* Supplied data *
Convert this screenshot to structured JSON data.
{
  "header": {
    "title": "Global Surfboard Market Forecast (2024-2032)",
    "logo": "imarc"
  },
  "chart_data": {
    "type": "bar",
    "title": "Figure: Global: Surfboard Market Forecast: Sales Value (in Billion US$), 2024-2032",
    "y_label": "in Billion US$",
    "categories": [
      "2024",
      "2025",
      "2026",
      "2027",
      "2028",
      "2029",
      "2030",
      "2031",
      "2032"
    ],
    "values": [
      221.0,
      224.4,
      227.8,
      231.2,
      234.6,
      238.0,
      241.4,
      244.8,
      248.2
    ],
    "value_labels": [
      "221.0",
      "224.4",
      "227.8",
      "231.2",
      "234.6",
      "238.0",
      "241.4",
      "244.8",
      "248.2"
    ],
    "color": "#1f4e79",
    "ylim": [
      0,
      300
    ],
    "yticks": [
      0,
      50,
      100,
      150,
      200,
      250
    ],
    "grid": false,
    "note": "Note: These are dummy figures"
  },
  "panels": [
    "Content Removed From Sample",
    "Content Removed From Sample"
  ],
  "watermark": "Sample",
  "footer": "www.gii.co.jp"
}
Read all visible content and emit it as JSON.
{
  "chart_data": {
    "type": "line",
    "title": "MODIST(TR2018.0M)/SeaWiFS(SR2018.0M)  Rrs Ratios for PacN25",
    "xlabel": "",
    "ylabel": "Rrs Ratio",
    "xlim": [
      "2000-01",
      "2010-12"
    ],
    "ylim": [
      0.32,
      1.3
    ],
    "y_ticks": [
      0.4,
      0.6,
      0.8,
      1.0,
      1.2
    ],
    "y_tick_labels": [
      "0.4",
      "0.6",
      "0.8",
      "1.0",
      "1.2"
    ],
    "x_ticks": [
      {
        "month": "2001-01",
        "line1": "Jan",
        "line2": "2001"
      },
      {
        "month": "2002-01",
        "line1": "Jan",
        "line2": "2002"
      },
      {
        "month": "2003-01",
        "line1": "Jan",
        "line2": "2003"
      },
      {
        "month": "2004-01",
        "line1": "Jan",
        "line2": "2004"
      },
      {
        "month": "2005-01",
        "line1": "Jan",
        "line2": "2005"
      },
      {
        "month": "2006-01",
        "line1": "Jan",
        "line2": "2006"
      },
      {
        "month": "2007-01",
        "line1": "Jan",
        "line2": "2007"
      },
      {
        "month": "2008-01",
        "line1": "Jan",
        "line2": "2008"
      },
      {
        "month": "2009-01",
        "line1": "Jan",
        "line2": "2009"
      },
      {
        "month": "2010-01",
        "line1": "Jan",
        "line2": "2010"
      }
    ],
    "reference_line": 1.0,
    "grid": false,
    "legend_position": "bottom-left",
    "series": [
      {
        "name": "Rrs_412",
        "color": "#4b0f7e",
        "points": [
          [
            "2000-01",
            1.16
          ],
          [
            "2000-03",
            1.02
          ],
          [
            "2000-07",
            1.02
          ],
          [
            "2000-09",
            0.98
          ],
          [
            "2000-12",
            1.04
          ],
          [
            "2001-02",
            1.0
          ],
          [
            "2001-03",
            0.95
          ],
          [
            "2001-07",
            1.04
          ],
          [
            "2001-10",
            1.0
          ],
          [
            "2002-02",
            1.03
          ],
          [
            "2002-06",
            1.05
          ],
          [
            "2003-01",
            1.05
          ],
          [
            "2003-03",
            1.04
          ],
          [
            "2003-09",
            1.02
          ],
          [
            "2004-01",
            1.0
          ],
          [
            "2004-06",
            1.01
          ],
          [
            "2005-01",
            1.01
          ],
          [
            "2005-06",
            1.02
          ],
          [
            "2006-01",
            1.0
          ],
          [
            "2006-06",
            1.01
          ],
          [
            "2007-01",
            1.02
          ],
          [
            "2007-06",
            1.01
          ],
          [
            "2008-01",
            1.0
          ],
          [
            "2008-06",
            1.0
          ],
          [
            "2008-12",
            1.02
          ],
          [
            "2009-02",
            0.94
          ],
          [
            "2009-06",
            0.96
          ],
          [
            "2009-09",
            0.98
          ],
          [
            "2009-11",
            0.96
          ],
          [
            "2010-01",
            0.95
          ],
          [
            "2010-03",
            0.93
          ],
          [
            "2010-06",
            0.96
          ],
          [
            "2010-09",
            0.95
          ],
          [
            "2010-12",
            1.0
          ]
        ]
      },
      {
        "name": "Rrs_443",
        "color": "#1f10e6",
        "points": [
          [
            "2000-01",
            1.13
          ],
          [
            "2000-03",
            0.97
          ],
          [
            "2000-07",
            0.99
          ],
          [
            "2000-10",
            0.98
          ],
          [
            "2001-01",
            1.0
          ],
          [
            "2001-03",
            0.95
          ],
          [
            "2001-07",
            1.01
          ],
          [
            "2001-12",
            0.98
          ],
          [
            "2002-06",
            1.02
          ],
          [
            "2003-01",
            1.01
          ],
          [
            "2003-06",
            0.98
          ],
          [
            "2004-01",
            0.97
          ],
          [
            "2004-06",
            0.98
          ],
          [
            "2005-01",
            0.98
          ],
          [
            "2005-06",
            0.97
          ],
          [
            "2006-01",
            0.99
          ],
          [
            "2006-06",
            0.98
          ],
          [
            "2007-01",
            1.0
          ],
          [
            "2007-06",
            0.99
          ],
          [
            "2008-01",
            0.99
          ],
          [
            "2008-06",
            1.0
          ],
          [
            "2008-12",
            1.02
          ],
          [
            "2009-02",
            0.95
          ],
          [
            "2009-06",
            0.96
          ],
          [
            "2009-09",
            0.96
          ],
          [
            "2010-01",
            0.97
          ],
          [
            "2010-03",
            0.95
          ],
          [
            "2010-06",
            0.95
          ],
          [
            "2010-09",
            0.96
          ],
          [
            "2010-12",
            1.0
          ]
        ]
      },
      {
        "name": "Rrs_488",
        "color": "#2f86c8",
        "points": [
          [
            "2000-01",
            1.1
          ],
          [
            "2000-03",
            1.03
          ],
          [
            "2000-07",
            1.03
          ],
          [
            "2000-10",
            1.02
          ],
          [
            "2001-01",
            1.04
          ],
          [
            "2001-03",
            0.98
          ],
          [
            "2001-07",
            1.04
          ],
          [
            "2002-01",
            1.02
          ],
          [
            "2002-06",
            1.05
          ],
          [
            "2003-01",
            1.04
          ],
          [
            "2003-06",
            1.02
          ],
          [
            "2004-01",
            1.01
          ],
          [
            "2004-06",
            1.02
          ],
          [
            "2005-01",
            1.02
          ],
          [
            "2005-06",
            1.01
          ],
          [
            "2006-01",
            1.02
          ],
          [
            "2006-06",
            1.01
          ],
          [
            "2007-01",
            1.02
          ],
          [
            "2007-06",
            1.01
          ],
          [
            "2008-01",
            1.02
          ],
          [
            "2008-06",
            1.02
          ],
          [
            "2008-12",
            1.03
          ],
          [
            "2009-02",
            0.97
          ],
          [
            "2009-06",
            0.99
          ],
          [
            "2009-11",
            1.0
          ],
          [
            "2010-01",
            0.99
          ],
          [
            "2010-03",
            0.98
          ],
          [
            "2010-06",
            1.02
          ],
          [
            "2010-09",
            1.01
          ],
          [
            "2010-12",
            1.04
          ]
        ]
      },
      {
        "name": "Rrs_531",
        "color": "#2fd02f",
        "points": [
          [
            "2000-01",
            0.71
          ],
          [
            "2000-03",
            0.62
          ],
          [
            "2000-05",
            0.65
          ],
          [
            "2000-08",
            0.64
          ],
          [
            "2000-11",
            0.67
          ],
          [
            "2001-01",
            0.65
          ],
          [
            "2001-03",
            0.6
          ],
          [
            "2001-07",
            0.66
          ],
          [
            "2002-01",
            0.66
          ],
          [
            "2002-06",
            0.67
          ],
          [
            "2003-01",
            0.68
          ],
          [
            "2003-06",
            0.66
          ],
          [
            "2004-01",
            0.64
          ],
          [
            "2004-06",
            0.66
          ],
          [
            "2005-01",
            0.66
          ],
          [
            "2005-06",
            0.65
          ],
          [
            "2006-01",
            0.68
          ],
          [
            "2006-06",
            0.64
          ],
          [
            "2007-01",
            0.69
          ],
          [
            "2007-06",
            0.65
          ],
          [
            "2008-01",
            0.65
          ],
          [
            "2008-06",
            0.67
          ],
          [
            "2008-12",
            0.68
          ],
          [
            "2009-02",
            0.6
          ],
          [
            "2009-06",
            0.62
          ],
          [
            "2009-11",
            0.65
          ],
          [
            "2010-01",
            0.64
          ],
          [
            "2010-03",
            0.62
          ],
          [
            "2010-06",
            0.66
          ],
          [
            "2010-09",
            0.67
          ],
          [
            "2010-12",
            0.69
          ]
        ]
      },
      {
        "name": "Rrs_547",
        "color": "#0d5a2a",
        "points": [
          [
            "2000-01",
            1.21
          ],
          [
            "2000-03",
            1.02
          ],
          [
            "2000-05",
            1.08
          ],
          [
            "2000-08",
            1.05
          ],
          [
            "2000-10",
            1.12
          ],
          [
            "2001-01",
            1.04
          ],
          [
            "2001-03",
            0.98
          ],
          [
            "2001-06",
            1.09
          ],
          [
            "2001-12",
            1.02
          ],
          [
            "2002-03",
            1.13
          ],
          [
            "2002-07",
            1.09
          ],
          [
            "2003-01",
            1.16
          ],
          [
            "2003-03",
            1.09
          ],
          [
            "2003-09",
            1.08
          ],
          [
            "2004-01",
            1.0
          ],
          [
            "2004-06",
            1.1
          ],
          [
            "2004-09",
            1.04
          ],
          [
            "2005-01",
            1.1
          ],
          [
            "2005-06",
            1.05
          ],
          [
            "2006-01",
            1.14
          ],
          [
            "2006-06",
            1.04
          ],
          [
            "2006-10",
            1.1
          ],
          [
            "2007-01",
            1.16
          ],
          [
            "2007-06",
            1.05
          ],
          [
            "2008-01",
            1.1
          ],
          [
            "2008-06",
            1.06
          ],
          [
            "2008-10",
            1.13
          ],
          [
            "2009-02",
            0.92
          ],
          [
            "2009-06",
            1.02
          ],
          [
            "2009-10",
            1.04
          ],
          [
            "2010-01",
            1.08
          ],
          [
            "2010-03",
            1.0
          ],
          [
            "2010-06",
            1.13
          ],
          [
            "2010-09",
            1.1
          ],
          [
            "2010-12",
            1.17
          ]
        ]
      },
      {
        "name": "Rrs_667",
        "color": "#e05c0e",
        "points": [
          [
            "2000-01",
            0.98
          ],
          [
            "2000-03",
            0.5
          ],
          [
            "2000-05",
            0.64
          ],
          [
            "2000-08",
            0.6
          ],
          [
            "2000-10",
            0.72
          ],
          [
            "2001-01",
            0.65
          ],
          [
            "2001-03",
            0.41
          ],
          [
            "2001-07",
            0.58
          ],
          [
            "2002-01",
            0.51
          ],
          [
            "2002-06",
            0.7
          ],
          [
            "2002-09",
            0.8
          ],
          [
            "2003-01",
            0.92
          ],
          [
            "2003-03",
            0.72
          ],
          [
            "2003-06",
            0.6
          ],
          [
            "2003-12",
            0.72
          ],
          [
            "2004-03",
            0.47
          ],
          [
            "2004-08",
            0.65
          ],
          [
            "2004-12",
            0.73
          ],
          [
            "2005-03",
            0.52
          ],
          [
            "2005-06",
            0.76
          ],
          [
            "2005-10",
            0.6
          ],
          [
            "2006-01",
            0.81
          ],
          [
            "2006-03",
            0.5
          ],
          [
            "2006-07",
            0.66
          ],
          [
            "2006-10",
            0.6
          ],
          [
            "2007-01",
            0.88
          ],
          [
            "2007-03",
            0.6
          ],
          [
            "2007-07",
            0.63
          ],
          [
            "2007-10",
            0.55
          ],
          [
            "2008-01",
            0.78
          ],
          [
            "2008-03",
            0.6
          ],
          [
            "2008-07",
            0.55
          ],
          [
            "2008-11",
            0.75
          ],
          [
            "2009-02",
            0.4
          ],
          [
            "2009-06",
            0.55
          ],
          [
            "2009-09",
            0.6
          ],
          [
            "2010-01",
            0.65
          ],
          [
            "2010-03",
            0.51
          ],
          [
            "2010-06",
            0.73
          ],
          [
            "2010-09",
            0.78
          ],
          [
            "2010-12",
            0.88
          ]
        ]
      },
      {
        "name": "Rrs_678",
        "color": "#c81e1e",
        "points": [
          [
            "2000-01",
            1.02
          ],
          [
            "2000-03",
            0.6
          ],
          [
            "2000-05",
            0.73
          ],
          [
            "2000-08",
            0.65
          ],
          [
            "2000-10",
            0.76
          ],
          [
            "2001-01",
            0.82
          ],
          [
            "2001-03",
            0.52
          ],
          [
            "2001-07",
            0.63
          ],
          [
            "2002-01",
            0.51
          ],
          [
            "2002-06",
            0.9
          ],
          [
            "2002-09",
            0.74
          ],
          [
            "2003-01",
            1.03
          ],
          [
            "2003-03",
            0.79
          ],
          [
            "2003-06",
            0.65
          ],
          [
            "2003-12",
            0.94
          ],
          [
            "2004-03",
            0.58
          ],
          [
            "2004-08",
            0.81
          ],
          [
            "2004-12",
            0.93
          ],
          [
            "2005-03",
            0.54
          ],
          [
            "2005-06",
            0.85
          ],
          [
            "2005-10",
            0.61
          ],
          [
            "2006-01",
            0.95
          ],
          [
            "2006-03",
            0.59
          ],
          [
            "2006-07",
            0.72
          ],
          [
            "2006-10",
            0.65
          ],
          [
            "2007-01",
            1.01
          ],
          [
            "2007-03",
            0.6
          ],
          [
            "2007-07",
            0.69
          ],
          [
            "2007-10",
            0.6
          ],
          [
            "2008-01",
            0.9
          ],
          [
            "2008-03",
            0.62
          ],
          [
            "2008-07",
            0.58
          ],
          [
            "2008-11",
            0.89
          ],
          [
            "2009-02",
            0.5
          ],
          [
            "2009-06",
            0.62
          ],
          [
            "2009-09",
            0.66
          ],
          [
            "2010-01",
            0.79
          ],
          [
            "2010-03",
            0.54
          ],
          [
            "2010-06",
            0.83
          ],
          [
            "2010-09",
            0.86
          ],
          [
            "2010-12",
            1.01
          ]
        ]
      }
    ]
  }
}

* The task *
Which lines hold the word "Removed"? Copy all of them.

* Full solution *
    "Content Removed From Sample",
    "Content Removed From Sample"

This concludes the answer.